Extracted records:
┄┄┄┄┄┄┄┄┄┄┄┄┄┄┄┄┄┄┄┄
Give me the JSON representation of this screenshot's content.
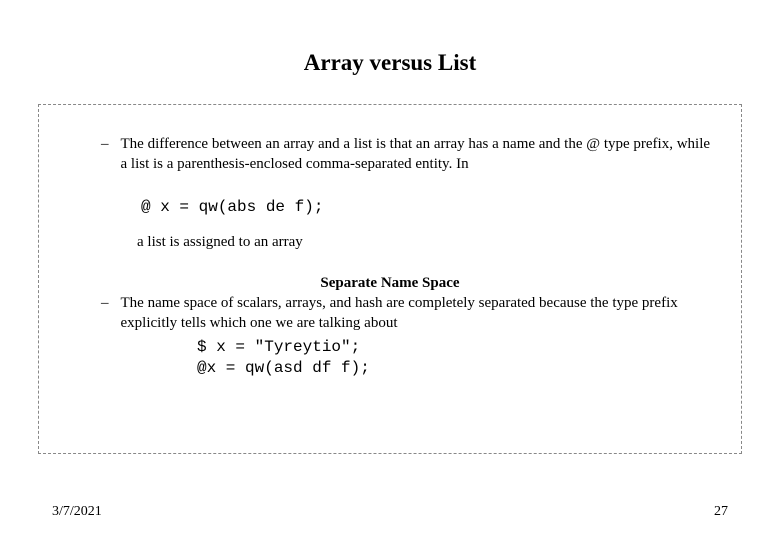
{
  "title": "Array versus List",
  "bullet1": {
    "dash": "–",
    "text": "The difference between an array and a list is that an array has a name and the @ type prefix, while a list is a parenthesis-enclosed comma-separated entity. In"
  },
  "code1": "@ x = qw(abs de f);",
  "subtext1": "a list is assigned to an array",
  "subheading": "Separate Name Space",
  "bullet2": {
    "dash": "–",
    "text": "The name space of scalars, arrays, and hash are completely separated because the type prefix explicitly tells which one we are talking about"
  },
  "code2_line1": "$ x = \"Tyreytio\";",
  "code2_line2": "@x = qw(asd df f);",
  "footer": {
    "date": "3/7/2021",
    "page": "27"
  }
}
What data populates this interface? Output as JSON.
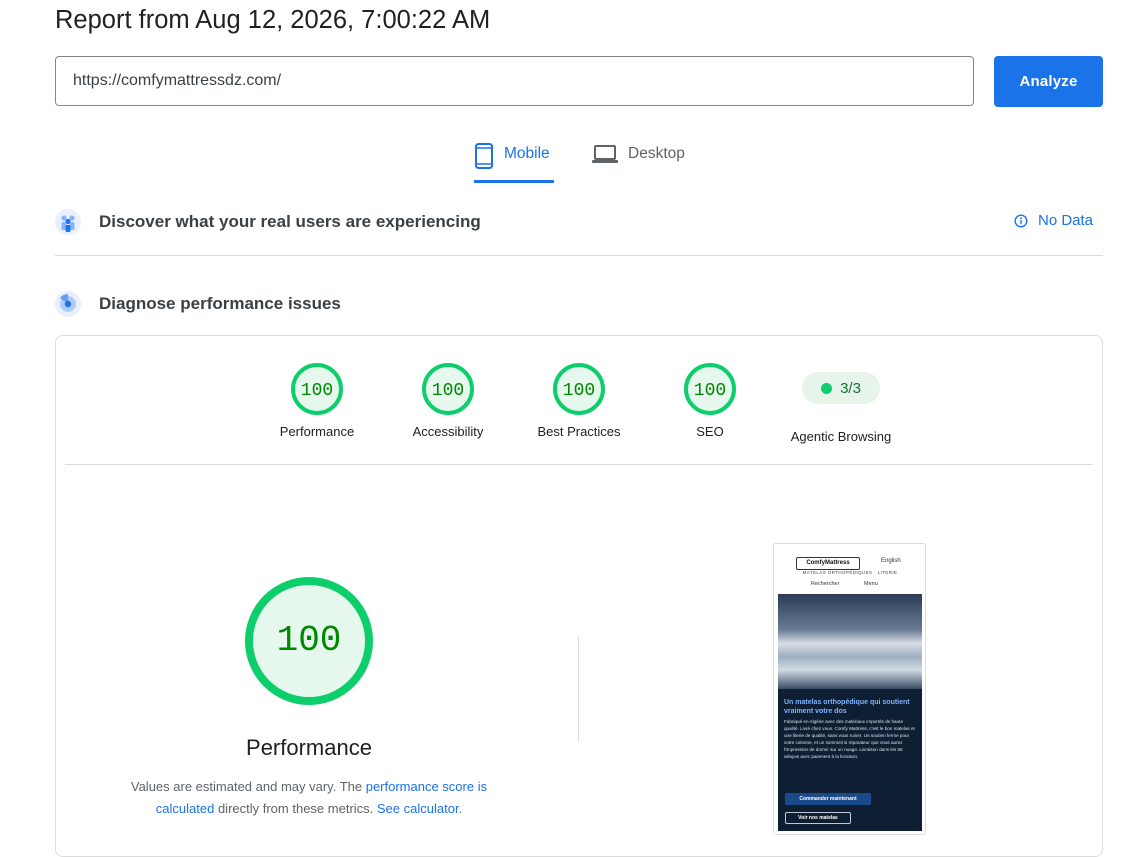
┄┄┄┄┄┄┄┄┄┄┄┄┄┄┄┄┄┄┄┄
Required task ▸ Reproduce the material above in full, exactly, with no images.

Answer for the task ▸
Give me the JSON representation of this screenshot's content.
{
  "title": "Array versus List",
  "bullet1": {
    "dash": "–",
    "text": "The difference between an array and a list is that an array has a name and the @ type prefix, while a list is a parenthesis-enclosed comma-separated entity. In"
  },
  "code1": "@ x = qw(abs de f);",
  "subtext1": "a list is assigned to an array",
  "subheading": "Separate Name Space",
  "bullet2": {
    "dash": "–",
    "text": "The name space of scalars, arrays, and hash are completely separated because the type prefix explicitly tells which one we are talking about"
  },
  "code2_line1": "$ x = \"Tyreytio\";",
  "code2_line2": "@x = qw(asd df f);",
  "footer": {
    "date": "3/7/2021",
    "page": "27"
  }
}
What data populates this interface? Output as JSON.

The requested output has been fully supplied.